** Start of INFORMATION GIVEN **

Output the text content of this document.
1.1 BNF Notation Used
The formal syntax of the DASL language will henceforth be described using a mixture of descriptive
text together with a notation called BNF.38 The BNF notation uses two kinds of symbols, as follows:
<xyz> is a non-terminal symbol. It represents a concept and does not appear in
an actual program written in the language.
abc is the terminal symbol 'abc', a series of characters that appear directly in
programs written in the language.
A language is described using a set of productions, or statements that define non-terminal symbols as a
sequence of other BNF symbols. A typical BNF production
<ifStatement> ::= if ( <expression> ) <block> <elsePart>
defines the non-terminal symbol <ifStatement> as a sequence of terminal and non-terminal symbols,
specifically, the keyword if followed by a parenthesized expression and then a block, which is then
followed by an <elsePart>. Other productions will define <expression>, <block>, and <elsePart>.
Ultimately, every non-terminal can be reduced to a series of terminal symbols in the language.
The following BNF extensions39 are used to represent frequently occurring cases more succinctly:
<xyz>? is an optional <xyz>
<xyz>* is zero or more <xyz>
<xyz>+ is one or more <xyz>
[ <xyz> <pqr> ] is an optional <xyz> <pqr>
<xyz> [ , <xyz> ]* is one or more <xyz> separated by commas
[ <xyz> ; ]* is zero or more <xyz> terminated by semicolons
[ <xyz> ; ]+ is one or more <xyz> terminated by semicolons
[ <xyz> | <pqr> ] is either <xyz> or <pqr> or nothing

** End of INFORMATION GIVEN **

> [SHORT TASK] Pick out, from the lines above, every one that contains the string "terminated".

> [CORRECT ANSWER]
[ <xyz> ; ]* is zero or more <xyz> terminated by semicolons
[ <xyz> ; ]+ is one or more <xyz> terminated by semicolons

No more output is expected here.